REQUIRED WORK ▸ Extract each line bearing the word "this".

DATA SHOWN ▸
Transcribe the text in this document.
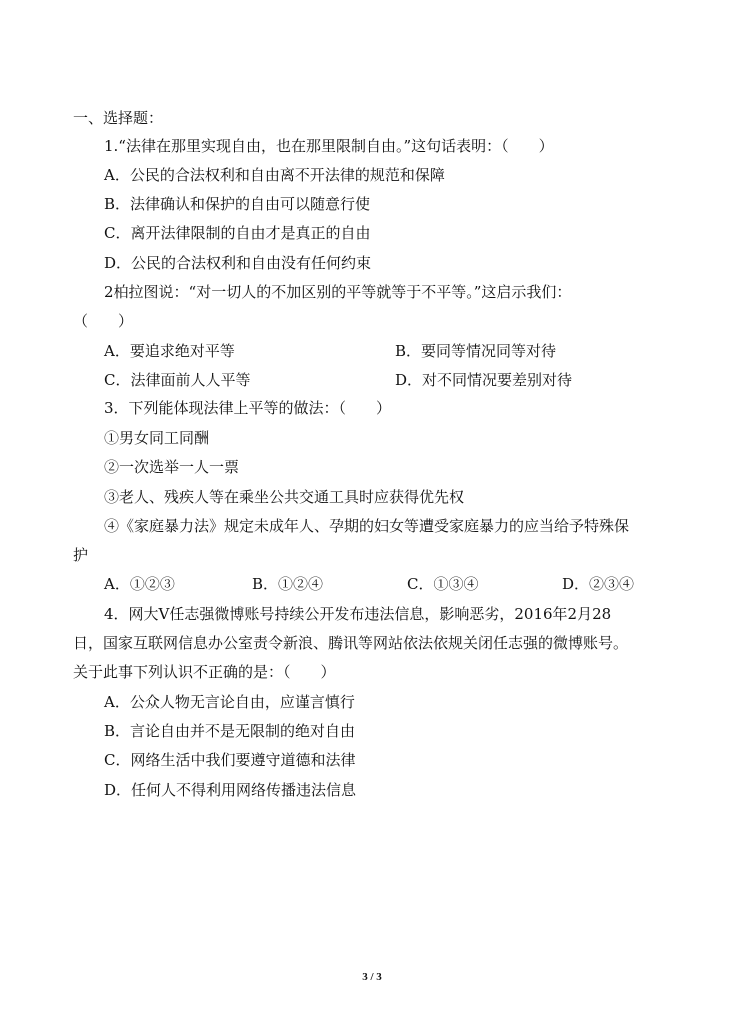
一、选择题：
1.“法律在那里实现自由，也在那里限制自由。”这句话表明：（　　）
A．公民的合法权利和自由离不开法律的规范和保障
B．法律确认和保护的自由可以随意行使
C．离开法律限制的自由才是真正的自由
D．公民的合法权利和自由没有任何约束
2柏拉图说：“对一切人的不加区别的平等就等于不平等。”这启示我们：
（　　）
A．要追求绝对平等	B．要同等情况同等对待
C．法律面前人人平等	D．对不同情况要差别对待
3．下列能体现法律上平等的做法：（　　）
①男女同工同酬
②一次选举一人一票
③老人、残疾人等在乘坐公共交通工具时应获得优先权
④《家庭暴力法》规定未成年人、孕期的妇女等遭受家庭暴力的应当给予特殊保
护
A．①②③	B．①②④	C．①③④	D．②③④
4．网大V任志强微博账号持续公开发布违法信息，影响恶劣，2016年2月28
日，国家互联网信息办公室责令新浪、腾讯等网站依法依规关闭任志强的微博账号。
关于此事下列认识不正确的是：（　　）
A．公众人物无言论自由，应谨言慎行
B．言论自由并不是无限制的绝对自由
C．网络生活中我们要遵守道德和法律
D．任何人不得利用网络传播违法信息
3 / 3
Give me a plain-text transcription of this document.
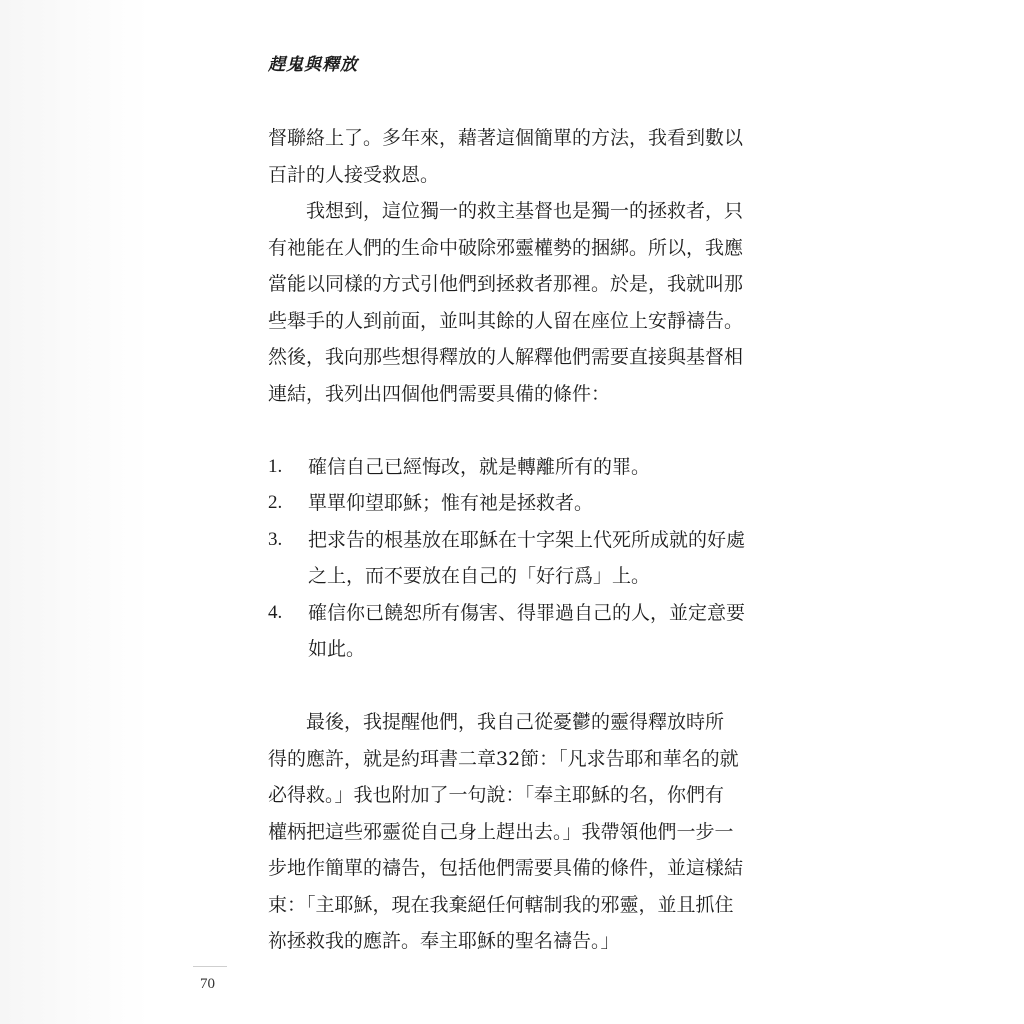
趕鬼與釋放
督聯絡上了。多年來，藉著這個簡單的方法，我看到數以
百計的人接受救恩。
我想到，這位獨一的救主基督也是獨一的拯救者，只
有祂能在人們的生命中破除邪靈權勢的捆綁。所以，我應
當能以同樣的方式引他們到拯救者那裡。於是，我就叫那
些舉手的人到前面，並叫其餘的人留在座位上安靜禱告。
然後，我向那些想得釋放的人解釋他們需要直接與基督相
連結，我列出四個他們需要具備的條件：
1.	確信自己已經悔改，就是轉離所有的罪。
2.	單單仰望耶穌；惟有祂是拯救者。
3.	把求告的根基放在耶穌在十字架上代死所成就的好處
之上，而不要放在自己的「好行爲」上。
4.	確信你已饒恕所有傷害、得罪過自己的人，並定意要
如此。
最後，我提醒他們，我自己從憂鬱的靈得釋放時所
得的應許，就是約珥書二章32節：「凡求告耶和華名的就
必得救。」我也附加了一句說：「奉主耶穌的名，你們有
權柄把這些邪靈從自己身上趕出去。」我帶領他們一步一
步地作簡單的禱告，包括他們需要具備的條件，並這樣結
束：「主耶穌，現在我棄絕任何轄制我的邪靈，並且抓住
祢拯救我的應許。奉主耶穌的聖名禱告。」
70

* * *

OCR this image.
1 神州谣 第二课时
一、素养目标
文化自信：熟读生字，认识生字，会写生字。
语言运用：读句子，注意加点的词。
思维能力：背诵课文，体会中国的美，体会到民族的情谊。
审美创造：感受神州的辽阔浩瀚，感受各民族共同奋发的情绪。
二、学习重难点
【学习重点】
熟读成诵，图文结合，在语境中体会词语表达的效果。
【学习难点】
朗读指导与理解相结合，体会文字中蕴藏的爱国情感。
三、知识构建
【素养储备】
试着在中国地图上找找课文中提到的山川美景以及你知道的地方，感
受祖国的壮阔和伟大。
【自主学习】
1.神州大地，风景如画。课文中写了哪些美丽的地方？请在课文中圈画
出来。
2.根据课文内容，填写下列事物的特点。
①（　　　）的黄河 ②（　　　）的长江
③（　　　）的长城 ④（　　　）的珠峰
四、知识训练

==

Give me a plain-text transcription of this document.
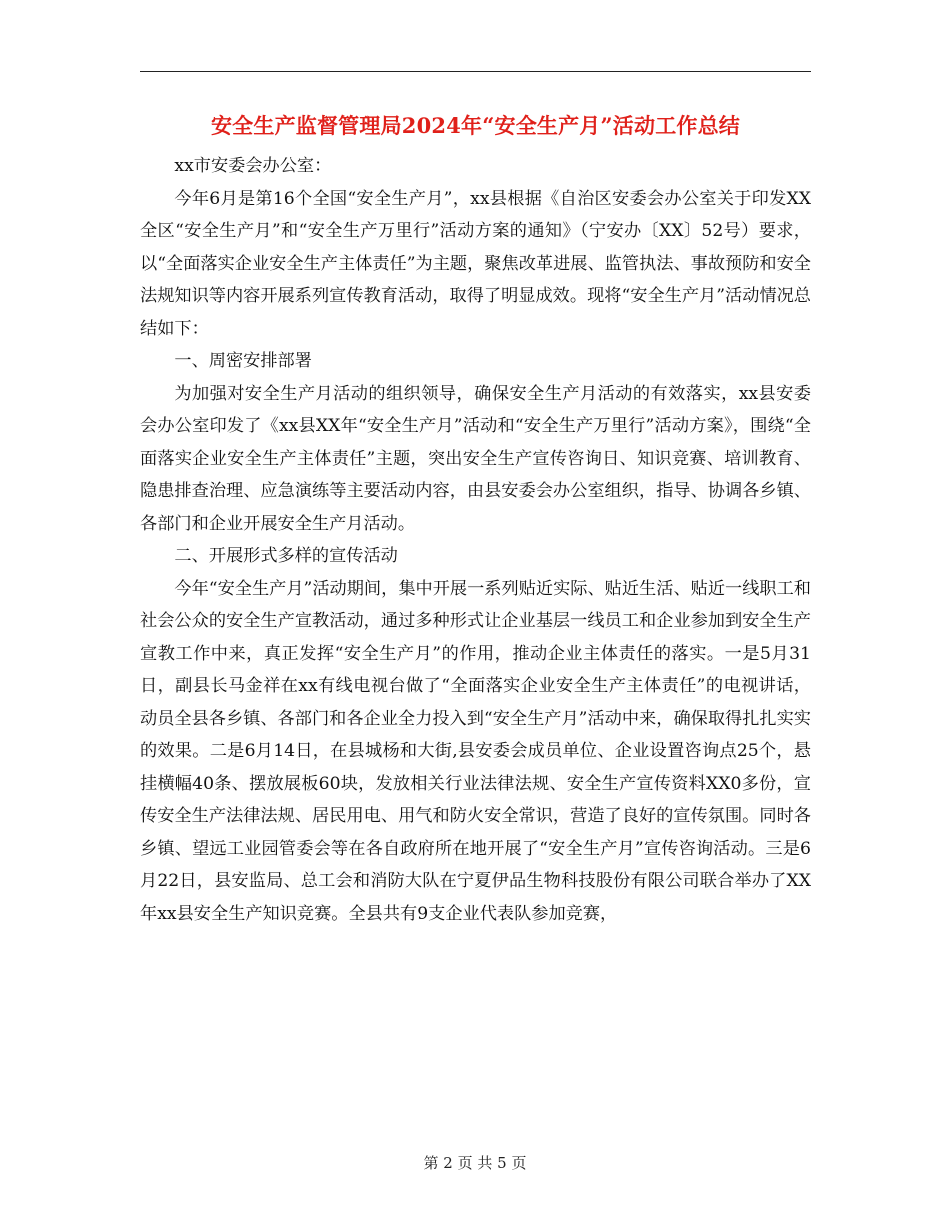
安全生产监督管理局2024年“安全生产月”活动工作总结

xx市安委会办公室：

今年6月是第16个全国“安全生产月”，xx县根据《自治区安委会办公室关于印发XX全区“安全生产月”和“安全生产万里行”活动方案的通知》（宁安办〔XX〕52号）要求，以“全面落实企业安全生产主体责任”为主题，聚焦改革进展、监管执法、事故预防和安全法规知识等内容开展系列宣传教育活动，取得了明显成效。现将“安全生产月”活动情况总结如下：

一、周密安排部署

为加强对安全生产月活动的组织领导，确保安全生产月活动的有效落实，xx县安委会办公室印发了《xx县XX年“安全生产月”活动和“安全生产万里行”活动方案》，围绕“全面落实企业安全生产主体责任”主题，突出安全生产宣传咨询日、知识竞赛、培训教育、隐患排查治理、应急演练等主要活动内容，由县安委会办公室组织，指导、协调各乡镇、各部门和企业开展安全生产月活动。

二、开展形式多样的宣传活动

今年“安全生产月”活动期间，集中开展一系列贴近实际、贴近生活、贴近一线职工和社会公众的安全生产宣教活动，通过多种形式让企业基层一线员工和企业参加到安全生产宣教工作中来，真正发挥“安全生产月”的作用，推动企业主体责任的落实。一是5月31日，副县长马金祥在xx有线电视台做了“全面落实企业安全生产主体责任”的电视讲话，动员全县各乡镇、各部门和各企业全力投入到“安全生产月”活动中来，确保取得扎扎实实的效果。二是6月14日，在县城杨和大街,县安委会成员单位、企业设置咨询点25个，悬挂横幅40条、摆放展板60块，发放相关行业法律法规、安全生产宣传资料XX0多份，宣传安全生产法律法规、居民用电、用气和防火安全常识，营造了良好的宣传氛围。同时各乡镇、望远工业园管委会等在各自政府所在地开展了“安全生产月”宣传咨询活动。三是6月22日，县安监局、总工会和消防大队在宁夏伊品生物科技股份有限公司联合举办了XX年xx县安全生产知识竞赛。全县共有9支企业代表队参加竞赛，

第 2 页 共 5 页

ANSWER FOR THE TASK ▸
Transcribe the text in this document.
Give me a plain-text transcription of this document.
OCR this image.
Give me a plain-text transcription of this document.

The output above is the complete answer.